• [What the task requires]
Each entry must be given again exactly; images do not belong in the copy.

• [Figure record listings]
━━━━━━━━━━━━━━━━━━━━

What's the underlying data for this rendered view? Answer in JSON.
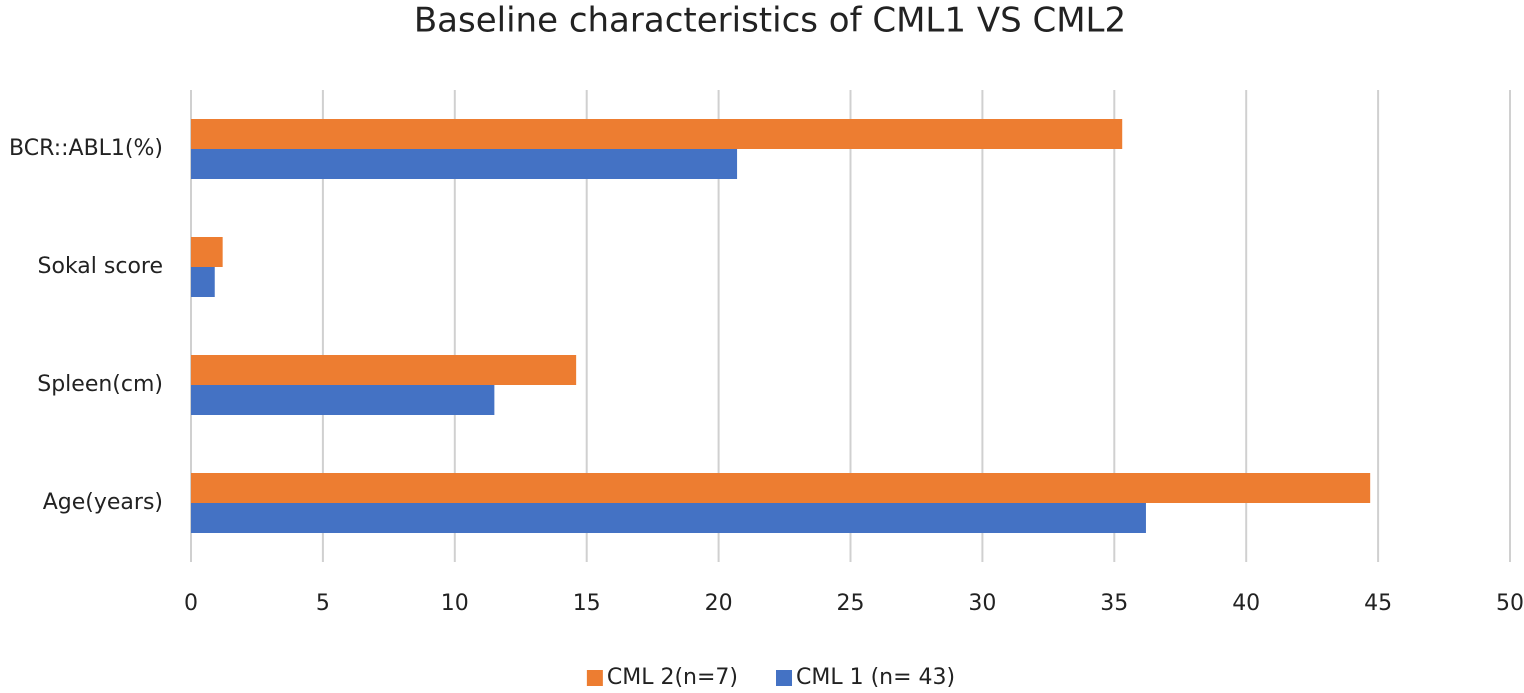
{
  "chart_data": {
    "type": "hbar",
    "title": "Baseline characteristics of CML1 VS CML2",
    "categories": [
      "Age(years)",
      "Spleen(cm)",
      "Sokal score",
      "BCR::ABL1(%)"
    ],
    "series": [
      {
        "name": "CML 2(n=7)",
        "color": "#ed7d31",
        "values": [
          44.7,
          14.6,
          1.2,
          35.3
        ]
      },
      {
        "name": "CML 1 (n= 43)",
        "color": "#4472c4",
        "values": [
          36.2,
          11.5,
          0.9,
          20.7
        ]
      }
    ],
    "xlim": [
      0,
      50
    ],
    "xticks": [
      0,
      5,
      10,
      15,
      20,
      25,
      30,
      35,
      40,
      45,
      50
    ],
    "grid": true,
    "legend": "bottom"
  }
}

━━━━━━━━━━━━━━━━━━━━

• [Answer for this exercise]
What's the underlying data for this rendered view? Answer in JSON.
{
  "chart_data": {
    "type": "hbar",
    "title": "Baseline characteristics of CML1 VS CML2",
    "categories": [
      "Age(years)",
      "Spleen(cm)",
      "Sokal score",
      "BCR::ABL1(%)"
    ],
    "series": [
      {
        "name": "CML 2(n=7)",
        "color": "#ed7d31",
        "values": [
          44.7,
          14.6,
          1.2,
          35.3
        ]
      },
      {
        "name": "CML 1 (n= 43)",
        "color": "#4472c4",
        "values": [
          36.2,
          11.5,
          0.9,
          20.7
        ]
      }
    ],
    "xlim": [
      0,
      50
    ],
    "xticks": [
      0,
      5,
      10,
      15,
      20,
      25,
      30,
      35,
      40,
      45,
      50
    ],
    "grid": true,
    "legend": "bottom"
  }
}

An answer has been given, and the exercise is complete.